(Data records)

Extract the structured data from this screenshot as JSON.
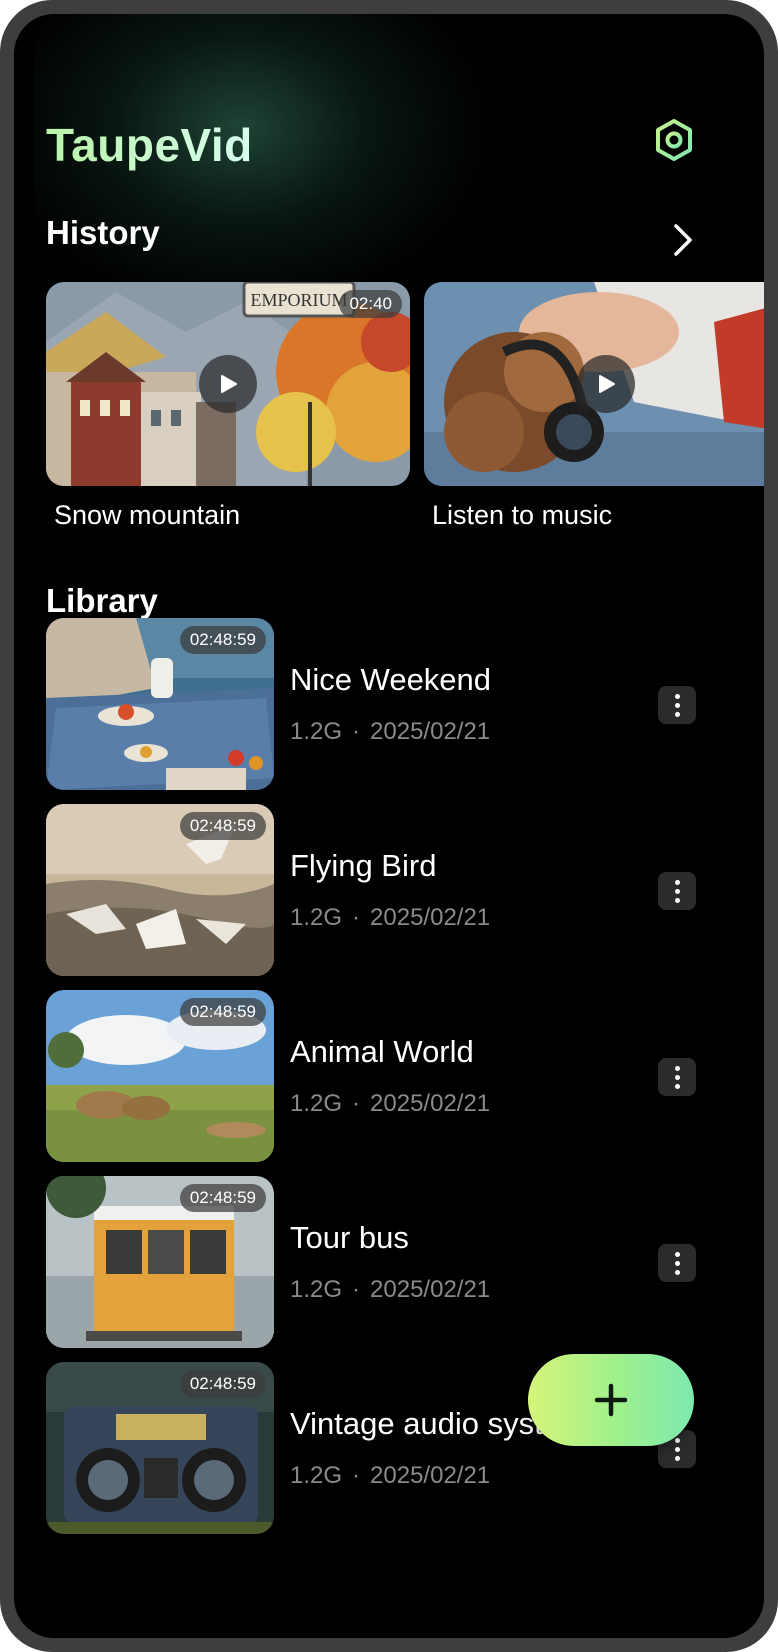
{
  "app": {
    "title": "TaupeVid"
  },
  "icons": {
    "settings": "settings-hex-icon",
    "chevron": "chevron-right-icon",
    "play": "play-icon",
    "more": "more-vertical-icon",
    "add": "plus-icon"
  },
  "colors": {
    "background": "#000000",
    "accent_start": "#d6f57a",
    "accent_end": "#7de8b0",
    "meta_text": "#8a8a8a"
  },
  "history": {
    "title": "History",
    "items": [
      {
        "caption": "Snow mountain",
        "duration": "02:40"
      },
      {
        "caption": "Listen to music"
      }
    ]
  },
  "library": {
    "title": "Library",
    "items": [
      {
        "name": "Nice Weekend",
        "duration": "02:48:59",
        "size": "1.2G",
        "sep": "·",
        "date": "2025/02/21"
      },
      {
        "name": "Flying Bird",
        "duration": "02:48:59",
        "size": "1.2G",
        "sep": "·",
        "date": "2025/02/21"
      },
      {
        "name": "Animal World",
        "duration": "02:48:59",
        "size": "1.2G",
        "sep": "·",
        "date": "2025/02/21"
      },
      {
        "name": "Tour bus",
        "duration": "02:48:59",
        "size": "1.2G",
        "sep": "·",
        "date": "2025/02/21"
      },
      {
        "name": "Vintage audio system",
        "duration": "02:48:59",
        "size": "1.2G",
        "sep": "·",
        "date": "2025/02/21"
      }
    ]
  }
}
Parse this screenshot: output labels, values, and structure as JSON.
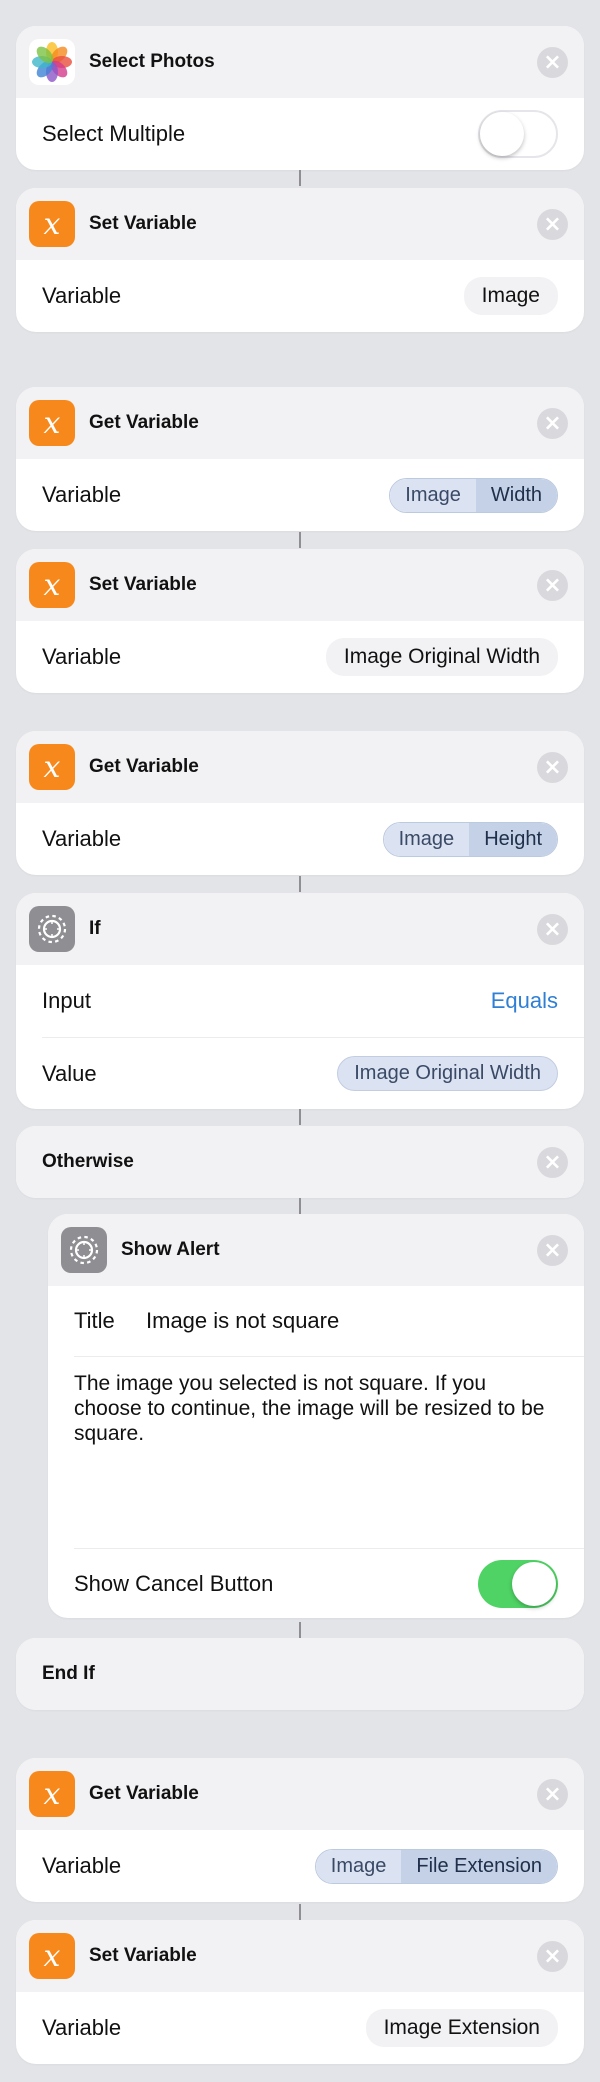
{
  "actions": {
    "select_photos": {
      "title": "Select Photos",
      "row_label": "Select Multiple",
      "select_multiple": false
    },
    "set_var_1": {
      "title": "Set Variable",
      "row_label": "Variable",
      "value": "Image"
    },
    "get_var_1": {
      "title": "Get Variable",
      "row_label": "Variable",
      "var": "Image",
      "prop": "Width"
    },
    "set_var_2": {
      "title": "Set Variable",
      "row_label": "Variable",
      "value": "Image Original Width"
    },
    "get_var_2": {
      "title": "Get Variable",
      "row_label": "Variable",
      "var": "Image",
      "prop": "Height"
    },
    "if": {
      "title": "If",
      "input_label": "Input",
      "input_value": "Equals",
      "value_label": "Value",
      "value": "Image Original Width"
    },
    "otherwise": {
      "title": "Otherwise"
    },
    "show_alert": {
      "title": "Show Alert",
      "title_label": "Title",
      "title_value": "Image is not square",
      "message": "The image you selected is not square. If you choose to continue, the image will be resized to be square.",
      "cancel_label": "Show Cancel Button",
      "show_cancel": true
    },
    "end_if": {
      "title": "End If"
    },
    "get_var_3": {
      "title": "Get Variable",
      "row_label": "Variable",
      "var": "Image",
      "prop": "File Extension"
    },
    "set_var_3": {
      "title": "Set Variable",
      "row_label": "Variable",
      "value": "Image Extension"
    }
  },
  "icons": {
    "remove": "close-icon",
    "variable": "variable-x-icon",
    "settings": "gear-icon",
    "photos": "photos-app-icon"
  },
  "colors": {
    "accent_orange": "#f7891c",
    "toggle_on": "#4fd365",
    "link_blue": "#2f7fd4"
  }
}
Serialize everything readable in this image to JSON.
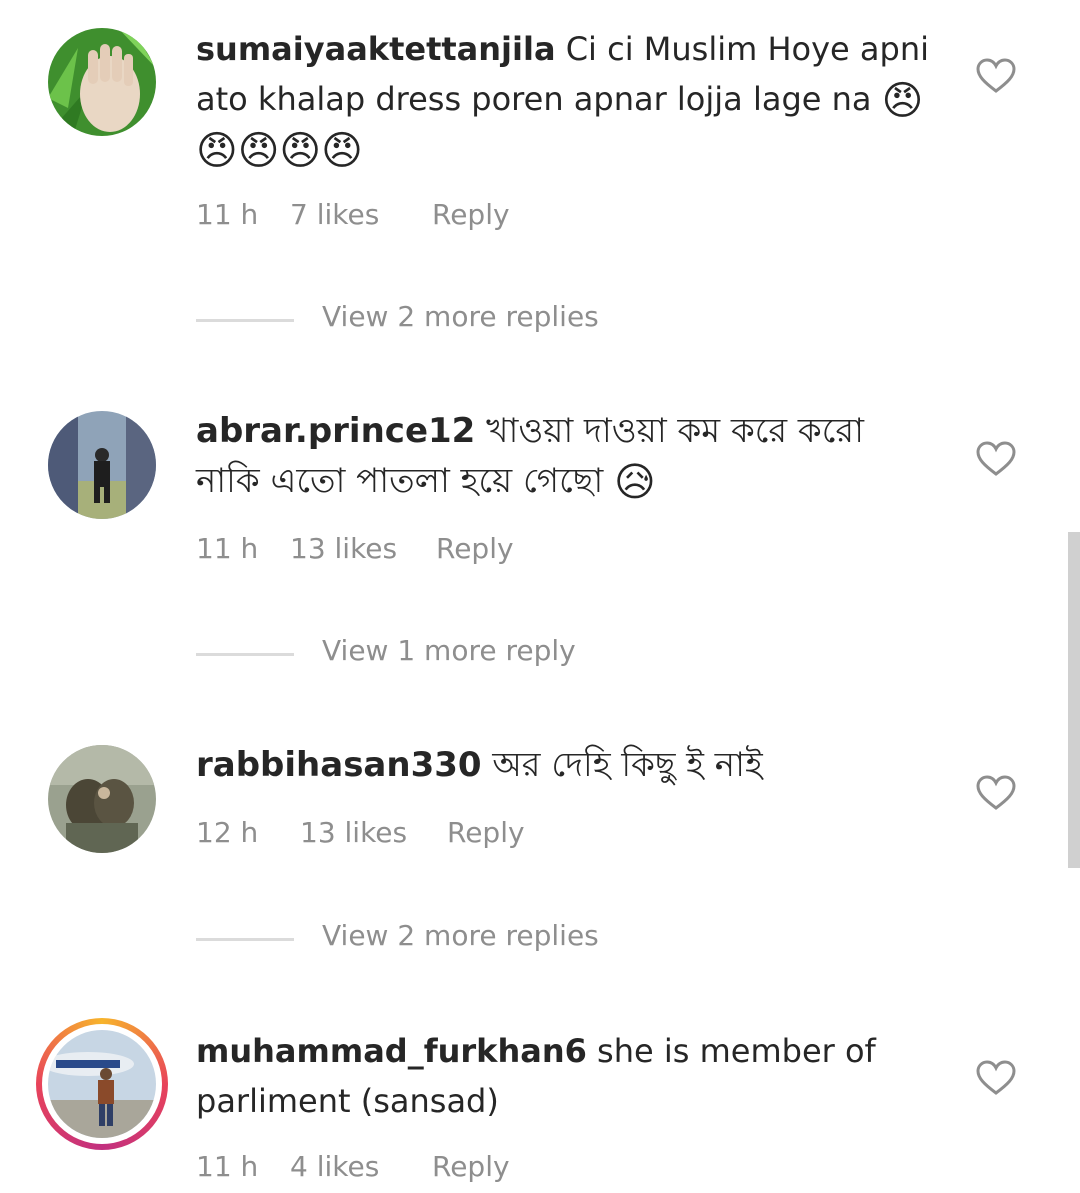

EXERCISE INSTRUCTIONS = Copy the listing word for word, excluding its pictures.

FINAL RESULT =
Extract the structured data from this screenshot as JSON.
{
  "app": {
    "title": "TaupeVid"
  },
  "icons": {
    "settings": "settings-hex-icon",
    "chevron": "chevron-right-icon",
    "play": "play-icon",
    "more": "more-vertical-icon",
    "add": "plus-icon"
  },
  "colors": {
    "background": "#000000",
    "accent_start": "#d6f57a",
    "accent_end": "#7de8b0",
    "meta_text": "#8a8a8a"
  },
  "history": {
    "title": "History",
    "items": [
      {
        "caption": "Snow mountain",
        "duration": "02:40"
      },
      {
        "caption": "Listen to music"
      }
    ]
  },
  "library": {
    "title": "Library",
    "items": [
      {
        "name": "Nice Weekend",
        "duration": "02:48:59",
        "size": "1.2G",
        "sep": "·",
        "date": "2025/02/21"
      },
      {
        "name": "Flying Bird",
        "duration": "02:48:59",
        "size": "1.2G",
        "sep": "·",
        "date": "2025/02/21"
      },
      {
        "name": "Animal World",
        "duration": "02:48:59",
        "size": "1.2G",
        "sep": "·",
        "date": "2025/02/21"
      },
      {
        "name": "Tour bus",
        "duration": "02:48:59",
        "size": "1.2G",
        "sep": "·",
        "date": "2025/02/21"
      },
      {
        "name": "Vintage audio system",
        "duration": "02:48:59",
        "size": "1.2G",
        "sep": "·",
        "date": "2025/02/21"
      }
    ]
  }
}
Parse this screenshot: output labels, values, and structure as JSON.
{
  "actions": {
    "select_photos": {
      "title": "Select Photos",
      "row_label": "Select Multiple",
      "select_multiple": false
    },
    "set_var_1": {
      "title": "Set Variable",
      "row_label": "Variable",
      "value": "Image"
    },
    "get_var_1": {
      "title": "Get Variable",
      "row_label": "Variable",
      "var": "Image",
      "prop": "Width"
    },
    "set_var_2": {
      "title": "Set Variable",
      "row_label": "Variable",
      "value": "Image Original Width"
    },
    "get_var_2": {
      "title": "Get Variable",
      "row_label": "Variable",
      "var": "Image",
      "prop": "Height"
    },
    "if": {
      "title": "If",
      "input_label": "Input",
      "input_value": "Equals",
      "value_label": "Value",
      "value": "Image Original Width"
    },
    "otherwise": {
      "title": "Otherwise"
    },
    "show_alert": {
      "title": "Show Alert",
      "title_label": "Title",
      "title_value": "Image is not square",
      "message": "The image you selected is not square. If you choose to continue, the image will be resized to be square.",
      "cancel_label": "Show Cancel Button",
      "show_cancel": true
    },
    "end_if": {
      "title": "End If"
    },
    "get_var_3": {
      "title": "Get Variable",
      "row_label": "Variable",
      "var": "Image",
      "prop": "File Extension"
    },
    "set_var_3": {
      "title": "Set Variable",
      "row_label": "Variable",
      "value": "Image Extension"
    }
  },
  "icons": {
    "remove": "close-icon",
    "variable": "variable-x-icon",
    "settings": "gear-icon",
    "photos": "photos-app-icon"
  },
  "colors": {
    "accent_orange": "#f7891c",
    "toggle_on": "#4fd365",
    "link_blue": "#2f7fd4"
  }
}
Serialize everything readable in this image to JSON.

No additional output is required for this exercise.